» Set problem
Copy each line that holds "Estado".

·····

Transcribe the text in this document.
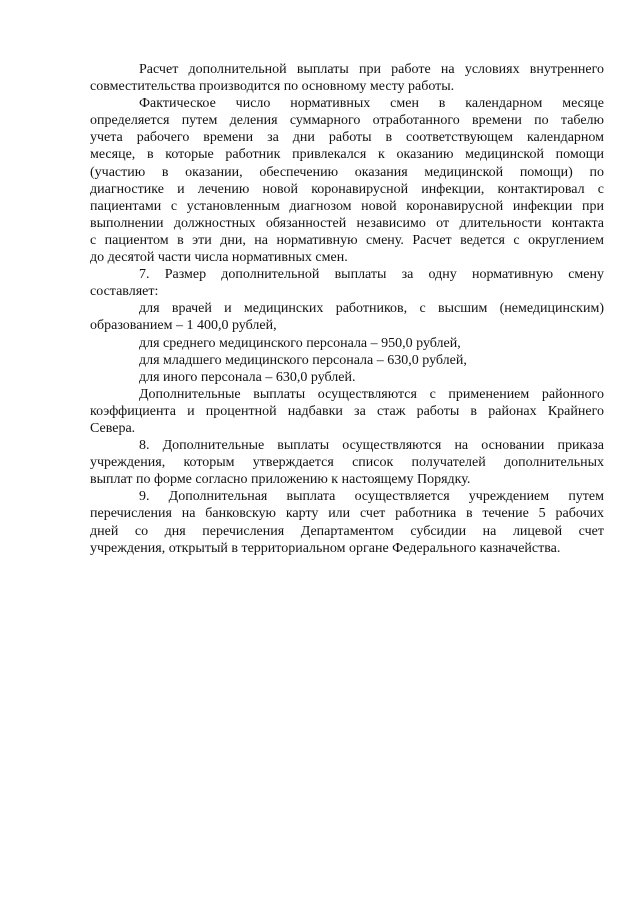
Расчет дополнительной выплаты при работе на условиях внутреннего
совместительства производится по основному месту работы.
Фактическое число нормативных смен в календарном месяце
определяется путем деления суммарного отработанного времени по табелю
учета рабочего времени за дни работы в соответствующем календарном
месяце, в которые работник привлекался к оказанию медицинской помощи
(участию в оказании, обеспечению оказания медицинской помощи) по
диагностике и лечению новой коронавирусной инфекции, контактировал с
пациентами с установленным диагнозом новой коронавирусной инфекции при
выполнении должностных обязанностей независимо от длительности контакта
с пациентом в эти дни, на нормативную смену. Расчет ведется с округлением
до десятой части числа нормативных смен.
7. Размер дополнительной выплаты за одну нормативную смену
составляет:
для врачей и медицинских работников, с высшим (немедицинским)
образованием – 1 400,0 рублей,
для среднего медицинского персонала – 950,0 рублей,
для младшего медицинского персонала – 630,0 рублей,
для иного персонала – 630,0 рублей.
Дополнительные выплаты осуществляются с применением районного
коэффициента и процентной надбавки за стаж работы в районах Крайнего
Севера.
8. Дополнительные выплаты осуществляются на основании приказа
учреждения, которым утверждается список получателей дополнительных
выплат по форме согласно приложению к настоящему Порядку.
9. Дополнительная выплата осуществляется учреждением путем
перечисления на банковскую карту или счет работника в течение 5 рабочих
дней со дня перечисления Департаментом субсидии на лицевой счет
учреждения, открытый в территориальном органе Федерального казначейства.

·····

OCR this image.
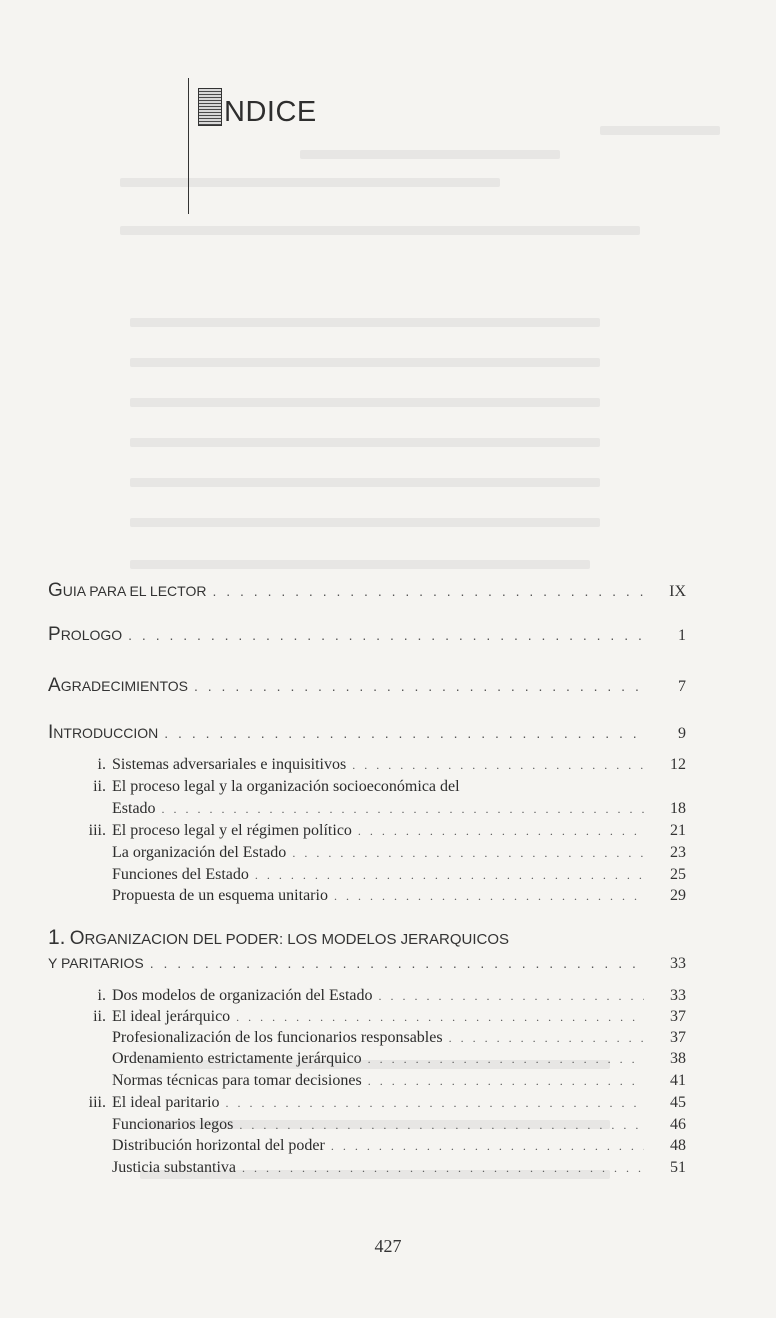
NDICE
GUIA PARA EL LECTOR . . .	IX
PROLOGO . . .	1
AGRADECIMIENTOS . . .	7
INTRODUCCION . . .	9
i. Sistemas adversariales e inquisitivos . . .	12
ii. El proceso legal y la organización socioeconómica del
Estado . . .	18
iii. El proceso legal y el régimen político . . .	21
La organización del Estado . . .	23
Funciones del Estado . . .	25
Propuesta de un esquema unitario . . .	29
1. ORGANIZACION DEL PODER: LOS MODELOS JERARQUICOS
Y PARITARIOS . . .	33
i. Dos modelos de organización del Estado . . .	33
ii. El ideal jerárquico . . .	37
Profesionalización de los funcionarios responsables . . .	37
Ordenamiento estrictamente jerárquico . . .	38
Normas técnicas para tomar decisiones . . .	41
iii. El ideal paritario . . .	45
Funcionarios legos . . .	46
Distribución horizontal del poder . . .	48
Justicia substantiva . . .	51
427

·····

» Task solution
Estado . . .	18
La organización del Estado . . .	23
Funciones del Estado . . .	25
i. Dos modelos de organización del Estado . . .	33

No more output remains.